**INPUT DATA**
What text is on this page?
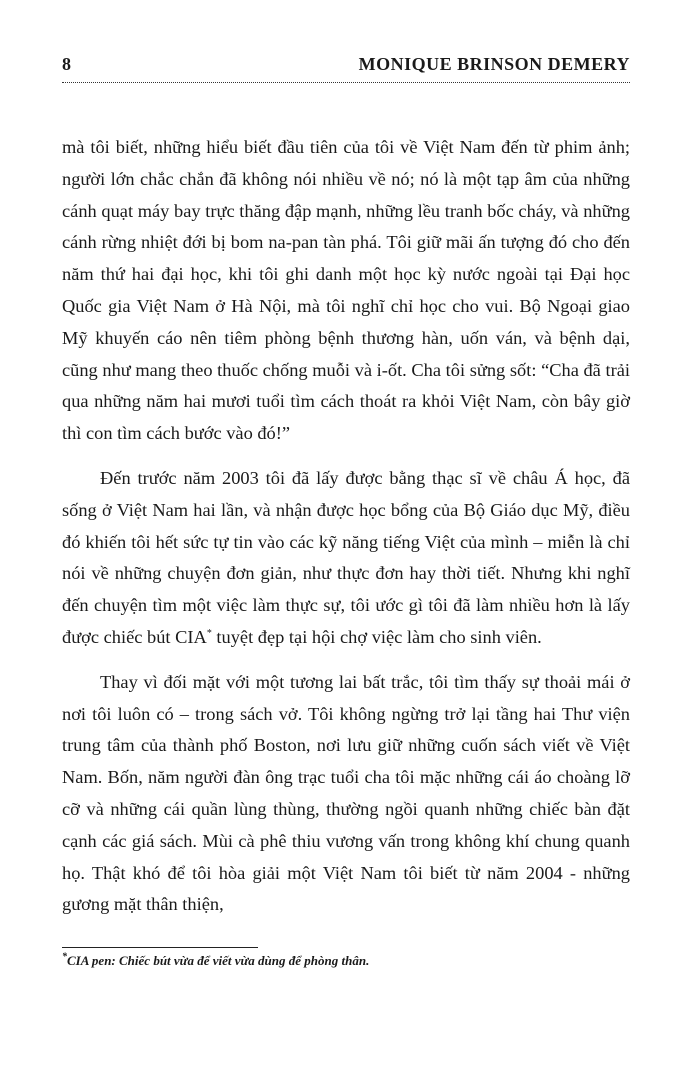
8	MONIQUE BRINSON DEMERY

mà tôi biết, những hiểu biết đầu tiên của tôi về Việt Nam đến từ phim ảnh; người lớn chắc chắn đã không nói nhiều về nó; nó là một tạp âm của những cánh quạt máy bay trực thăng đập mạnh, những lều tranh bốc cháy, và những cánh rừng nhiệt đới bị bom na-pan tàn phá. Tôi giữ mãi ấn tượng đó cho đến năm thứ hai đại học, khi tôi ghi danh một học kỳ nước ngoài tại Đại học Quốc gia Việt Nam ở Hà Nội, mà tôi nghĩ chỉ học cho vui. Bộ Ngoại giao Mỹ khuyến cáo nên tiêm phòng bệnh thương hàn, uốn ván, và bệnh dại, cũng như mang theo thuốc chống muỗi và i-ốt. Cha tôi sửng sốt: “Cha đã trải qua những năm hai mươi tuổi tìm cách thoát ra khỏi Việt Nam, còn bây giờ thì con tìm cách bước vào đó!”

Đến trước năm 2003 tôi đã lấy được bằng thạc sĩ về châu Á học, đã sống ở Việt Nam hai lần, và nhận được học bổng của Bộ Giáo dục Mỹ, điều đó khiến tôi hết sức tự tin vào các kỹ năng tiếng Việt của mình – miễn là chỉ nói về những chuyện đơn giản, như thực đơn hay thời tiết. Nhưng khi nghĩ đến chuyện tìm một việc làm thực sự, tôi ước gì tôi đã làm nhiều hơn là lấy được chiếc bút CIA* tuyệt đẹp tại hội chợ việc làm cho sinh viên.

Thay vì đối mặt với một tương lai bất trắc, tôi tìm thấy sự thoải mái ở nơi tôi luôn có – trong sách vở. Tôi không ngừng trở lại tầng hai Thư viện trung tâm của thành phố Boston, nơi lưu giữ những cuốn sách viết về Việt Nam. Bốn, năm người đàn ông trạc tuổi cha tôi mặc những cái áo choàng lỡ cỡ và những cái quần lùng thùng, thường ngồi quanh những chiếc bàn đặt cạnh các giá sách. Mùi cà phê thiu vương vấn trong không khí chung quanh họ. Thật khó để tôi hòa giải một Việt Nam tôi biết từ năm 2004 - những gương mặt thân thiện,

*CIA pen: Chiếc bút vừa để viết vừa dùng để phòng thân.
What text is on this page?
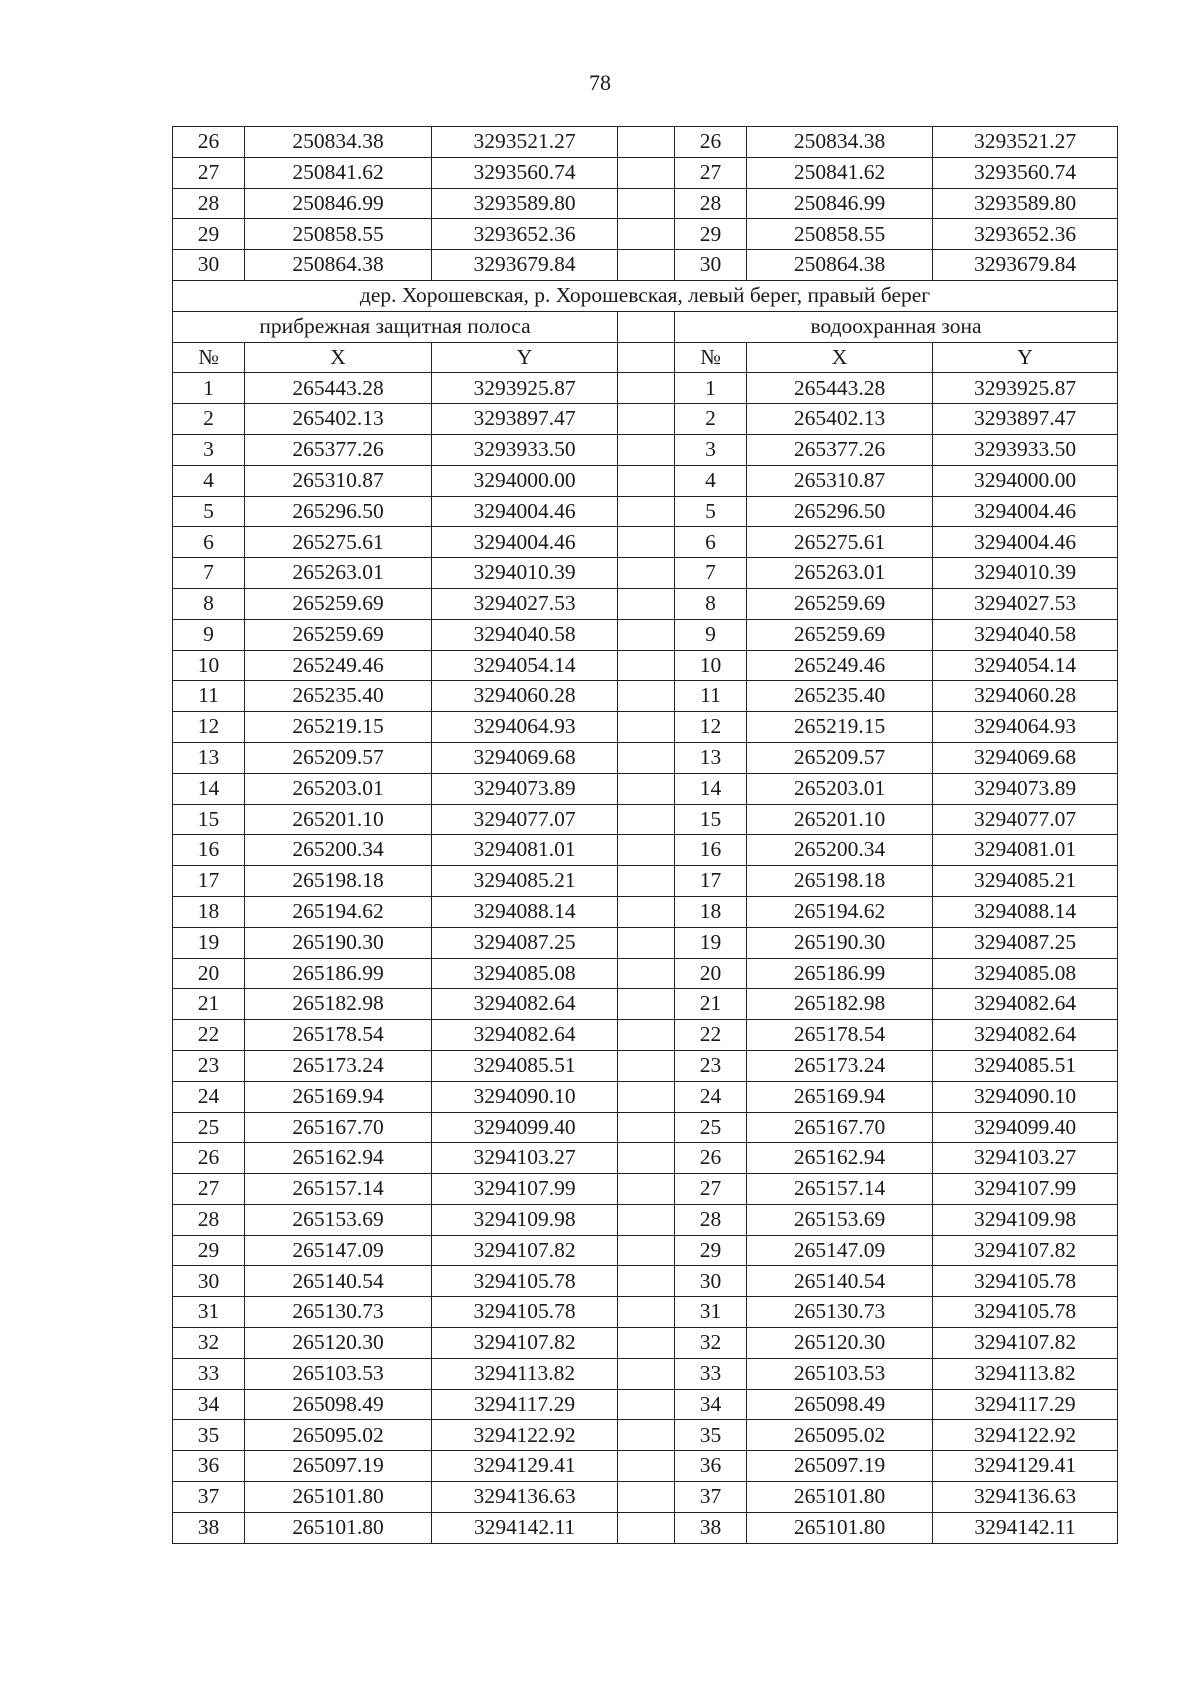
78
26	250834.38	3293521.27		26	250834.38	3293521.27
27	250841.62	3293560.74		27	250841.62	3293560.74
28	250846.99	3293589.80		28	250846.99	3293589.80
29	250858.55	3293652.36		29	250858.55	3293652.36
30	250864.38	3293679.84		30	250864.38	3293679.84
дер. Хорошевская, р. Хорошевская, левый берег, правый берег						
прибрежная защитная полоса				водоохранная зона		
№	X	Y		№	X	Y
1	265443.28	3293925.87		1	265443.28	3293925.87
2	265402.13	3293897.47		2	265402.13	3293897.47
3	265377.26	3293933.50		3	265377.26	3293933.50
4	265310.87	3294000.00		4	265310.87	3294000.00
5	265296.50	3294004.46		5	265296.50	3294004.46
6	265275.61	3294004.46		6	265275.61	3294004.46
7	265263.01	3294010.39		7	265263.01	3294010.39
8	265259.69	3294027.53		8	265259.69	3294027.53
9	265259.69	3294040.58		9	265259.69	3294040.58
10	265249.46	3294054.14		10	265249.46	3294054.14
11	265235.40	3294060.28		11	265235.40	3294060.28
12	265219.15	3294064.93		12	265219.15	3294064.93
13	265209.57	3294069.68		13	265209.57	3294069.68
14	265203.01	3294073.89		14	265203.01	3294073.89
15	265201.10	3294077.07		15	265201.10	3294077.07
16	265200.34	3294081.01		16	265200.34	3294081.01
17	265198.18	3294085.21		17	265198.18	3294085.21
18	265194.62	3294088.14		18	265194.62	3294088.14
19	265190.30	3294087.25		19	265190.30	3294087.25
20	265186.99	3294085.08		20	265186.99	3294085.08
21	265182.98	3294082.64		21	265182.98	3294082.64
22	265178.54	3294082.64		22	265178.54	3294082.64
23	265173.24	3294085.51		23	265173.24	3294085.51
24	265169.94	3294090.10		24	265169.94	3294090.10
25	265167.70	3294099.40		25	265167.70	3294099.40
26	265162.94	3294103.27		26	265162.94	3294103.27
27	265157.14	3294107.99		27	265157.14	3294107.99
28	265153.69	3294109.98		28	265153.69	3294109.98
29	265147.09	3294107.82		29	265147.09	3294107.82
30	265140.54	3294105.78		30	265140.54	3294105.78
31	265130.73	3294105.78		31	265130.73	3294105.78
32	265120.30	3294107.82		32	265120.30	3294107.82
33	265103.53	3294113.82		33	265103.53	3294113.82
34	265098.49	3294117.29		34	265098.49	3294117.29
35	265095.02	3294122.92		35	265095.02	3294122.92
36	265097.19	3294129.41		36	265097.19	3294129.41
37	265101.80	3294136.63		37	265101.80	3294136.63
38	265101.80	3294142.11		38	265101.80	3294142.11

**EXERCISE**
Reproduce each record above by retyping it exactly; omit all images.

**FULL SOLUTION**
What text is on this page?
8	MONIQUE BRINSON DEMERY

mà tôi biết, những hiểu biết đầu tiên của tôi về Việt Nam đến từ phim ảnh; người lớn chắc chắn đã không nói nhiều về nó; nó là một tạp âm của những cánh quạt máy bay trực thăng đập mạnh, những lều tranh bốc cháy, và những cánh rừng nhiệt đới bị bom na-pan tàn phá. Tôi giữ mãi ấn tượng đó cho đến năm thứ hai đại học, khi tôi ghi danh một học kỳ nước ngoài tại Đại học Quốc gia Việt Nam ở Hà Nội, mà tôi nghĩ chỉ học cho vui. Bộ Ngoại giao Mỹ khuyến cáo nên tiêm phòng bệnh thương hàn, uốn ván, và bệnh dại, cũng như mang theo thuốc chống muỗi và i-ốt. Cha tôi sửng sốt: “Cha đã trải qua những năm hai mươi tuổi tìm cách thoát ra khỏi Việt Nam, còn bây giờ thì con tìm cách bước vào đó!”

Đến trước năm 2003 tôi đã lấy được bằng thạc sĩ về châu Á học, đã sống ở Việt Nam hai lần, và nhận được học bổng của Bộ Giáo dục Mỹ, điều đó khiến tôi hết sức tự tin vào các kỹ năng tiếng Việt của mình – miễn là chỉ nói về những chuyện đơn giản, như thực đơn hay thời tiết. Nhưng khi nghĩ đến chuyện tìm một việc làm thực sự, tôi ước gì tôi đã làm nhiều hơn là lấy được chiếc bút CIA* tuyệt đẹp tại hội chợ việc làm cho sinh viên.

Thay vì đối mặt với một tương lai bất trắc, tôi tìm thấy sự thoải mái ở nơi tôi luôn có – trong sách vở. Tôi không ngừng trở lại tầng hai Thư viện trung tâm của thành phố Boston, nơi lưu giữ những cuốn sách viết về Việt Nam. Bốn, năm người đàn ông trạc tuổi cha tôi mặc những cái áo choàng lỡ cỡ và những cái quần lùng thùng, thường ngồi quanh những chiếc bàn đặt cạnh các giá sách. Mùi cà phê thiu vương vấn trong không khí chung quanh họ. Thật khó để tôi hòa giải một Việt Nam tôi biết từ năm 2004 - những gương mặt thân thiện,

*CIA pen: Chiếc bút vừa để viết vừa dùng để phòng thân.
What text is on this page?
78
26	250834.38	3293521.27		26	250834.38	3293521.27
27	250841.62	3293560.74		27	250841.62	3293560.74
28	250846.99	3293589.80		28	250846.99	3293589.80
29	250858.55	3293652.36		29	250858.55	3293652.36
30	250864.38	3293679.84		30	250864.38	3293679.84
дер. Хорошевская, р. Хорошевская, левый берег, правый берег						
прибрежная защитная полоса				водоохранная зона		
№	X	Y		№	X	Y
1	265443.28	3293925.87		1	265443.28	3293925.87
2	265402.13	3293897.47		2	265402.13	3293897.47
3	265377.26	3293933.50		3	265377.26	3293933.50
4	265310.87	3294000.00		4	265310.87	3294000.00
5	265296.50	3294004.46		5	265296.50	3294004.46
6	265275.61	3294004.46		6	265275.61	3294004.46
7	265263.01	3294010.39		7	265263.01	3294010.39
8	265259.69	3294027.53		8	265259.69	3294027.53
9	265259.69	3294040.58		9	265259.69	3294040.58
10	265249.46	3294054.14		10	265249.46	3294054.14
11	265235.40	3294060.28		11	265235.40	3294060.28
12	265219.15	3294064.93		12	265219.15	3294064.93
13	265209.57	3294069.68		13	265209.57	3294069.68
14	265203.01	3294073.89		14	265203.01	3294073.89
15	265201.10	3294077.07		15	265201.10	3294077.07
16	265200.34	3294081.01		16	265200.34	3294081.01
17	265198.18	3294085.21		17	265198.18	3294085.21
18	265194.62	3294088.14		18	265194.62	3294088.14
19	265190.30	3294087.25		19	265190.30	3294087.25
20	265186.99	3294085.08		20	265186.99	3294085.08
21	265182.98	3294082.64		21	265182.98	3294082.64
22	265178.54	3294082.64		22	265178.54	3294082.64
23	265173.24	3294085.51		23	265173.24	3294085.51
24	265169.94	3294090.10		24	265169.94	3294090.10
25	265167.70	3294099.40		25	265167.70	3294099.40
26	265162.94	3294103.27		26	265162.94	3294103.27
27	265157.14	3294107.99		27	265157.14	3294107.99
28	265153.69	3294109.98		28	265153.69	3294109.98
29	265147.09	3294107.82		29	265147.09	3294107.82
30	265140.54	3294105.78		30	265140.54	3294105.78
31	265130.73	3294105.78		31	265130.73	3294105.78
32	265120.30	3294107.82		32	265120.30	3294107.82
33	265103.53	3294113.82		33	265103.53	3294113.82
34	265098.49	3294117.29		34	265098.49	3294117.29
35	265095.02	3294122.92		35	265095.02	3294122.92
36	265097.19	3294129.41		36	265097.19	3294129.41
37	265101.80	3294136.63		37	265101.80	3294136.63
38	265101.80	3294142.11		38	265101.80	3294142.11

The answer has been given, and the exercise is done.